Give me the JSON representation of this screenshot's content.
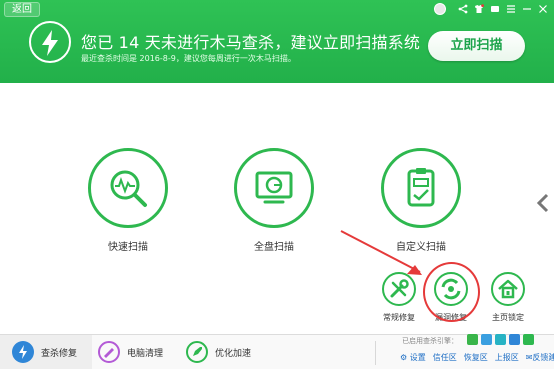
{
  "header": {
    "back_label": "返回",
    "headline": "您已 14 天未进行木马查杀，建议立即扫描系统",
    "subline": "最近查杀时间是 2016-8-9，建议您每周进行一次木马扫描。",
    "scan_button": "立即扫描"
  },
  "tools": [
    {
      "label": "快速扫描"
    },
    {
      "label": "全盘扫描"
    },
    {
      "label": "自定义扫描"
    }
  ],
  "small_tools": [
    {
      "label": "常规修复"
    },
    {
      "label": "漏洞修复"
    },
    {
      "label": "主页锁定"
    }
  ],
  "bottom": {
    "tabs": [
      {
        "label": "查杀修复"
      },
      {
        "label": "电脑清理"
      },
      {
        "label": "优化加速"
      }
    ],
    "ext_label": "已启用查杀引擎：",
    "links": [
      "设置",
      "信任区",
      "恢复区",
      "上报区",
      "反馈建议"
    ]
  },
  "colors": {
    "green": "#2eb84f",
    "header": "#22b04a",
    "red": "#e53a3a",
    "link": "#1f6fc5"
  }
}
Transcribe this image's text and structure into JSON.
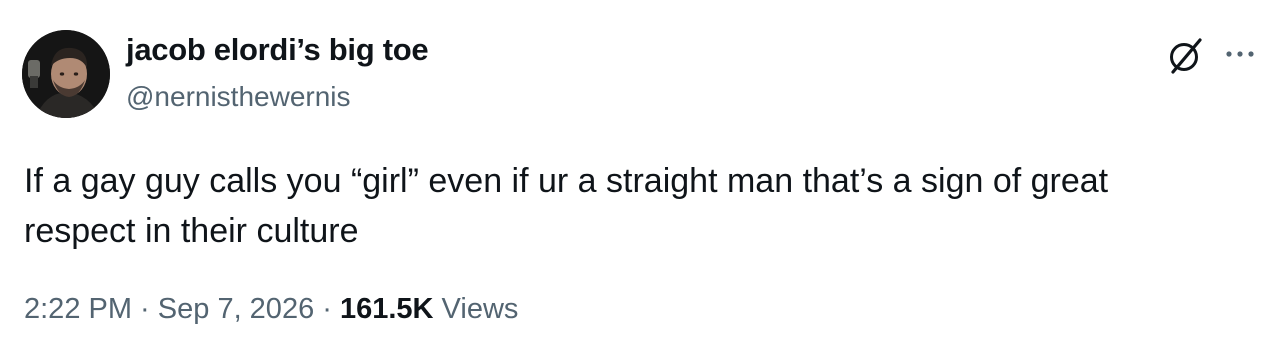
{
  "author": {
    "display_name": "jacob elordi’s big toe",
    "handle": "@nernisthewernis"
  },
  "tweet": {
    "text_line1": "If a gay guy calls you “girl” even if ur a straight man that’s a sign of great",
    "text_line2": "respect in their culture"
  },
  "meta": {
    "time": "2:22 PM",
    "separator1": " · ",
    "date": "Sep 7, 2026",
    "separator2": " · ",
    "views_count": "161.5K",
    "views_label": " Views"
  },
  "icons": {
    "grok": "grok-icon",
    "more": "more-options-icon"
  },
  "colors": {
    "text_primary": "#0f1419",
    "text_secondary": "#536471",
    "background": "#ffffff"
  }
}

+++

WHAT IS EXPECTED: The entries above are to be returned exactly, without their pictures.

PROBLEM SOLUTION:
Give me the JSON representation of this screenshot's content.
{
  "header": {
    "back_label": "返回",
    "headline": "您已 14 天未进行木马查杀，建议立即扫描系统",
    "subline": "最近查杀时间是 2016-8-9，建议您每周进行一次木马扫描。",
    "scan_button": "立即扫描"
  },
  "tools": [
    {
      "label": "快速扫描"
    },
    {
      "label": "全盘扫描"
    },
    {
      "label": "自定义扫描"
    }
  ],
  "small_tools": [
    {
      "label": "常规修复"
    },
    {
      "label": "漏洞修复"
    },
    {
      "label": "主页锁定"
    }
  ],
  "bottom": {
    "tabs": [
      {
        "label": "查杀修复"
      },
      {
        "label": "电脑清理"
      },
      {
        "label": "优化加速"
      }
    ],
    "ext_label": "已启用查杀引擎：",
    "links": [
      "设置",
      "信任区",
      "恢复区",
      "上报区",
      "反馈建议"
    ]
  },
  "colors": {
    "green": "#2eb84f",
    "header": "#22b04a",
    "red": "#e53a3a",
    "link": "#1f6fc5"
  }
}
Transcribe this image's text and structure into JSON.
{
  "author": {
    "display_name": "jacob elordi’s big toe",
    "handle": "@nernisthewernis"
  },
  "tweet": {
    "text_line1": "If a gay guy calls you “girl” even if ur a straight man that’s a sign of great",
    "text_line2": "respect in their culture"
  },
  "meta": {
    "time": "2:22 PM",
    "separator1": " · ",
    "date": "Sep 7, 2026",
    "separator2": " · ",
    "views_count": "161.5K",
    "views_label": " Views"
  },
  "icons": {
    "grok": "grok-icon",
    "more": "more-options-icon"
  },
  "colors": {
    "text_primary": "#0f1419",
    "text_secondary": "#536471",
    "background": "#ffffff"
  }
}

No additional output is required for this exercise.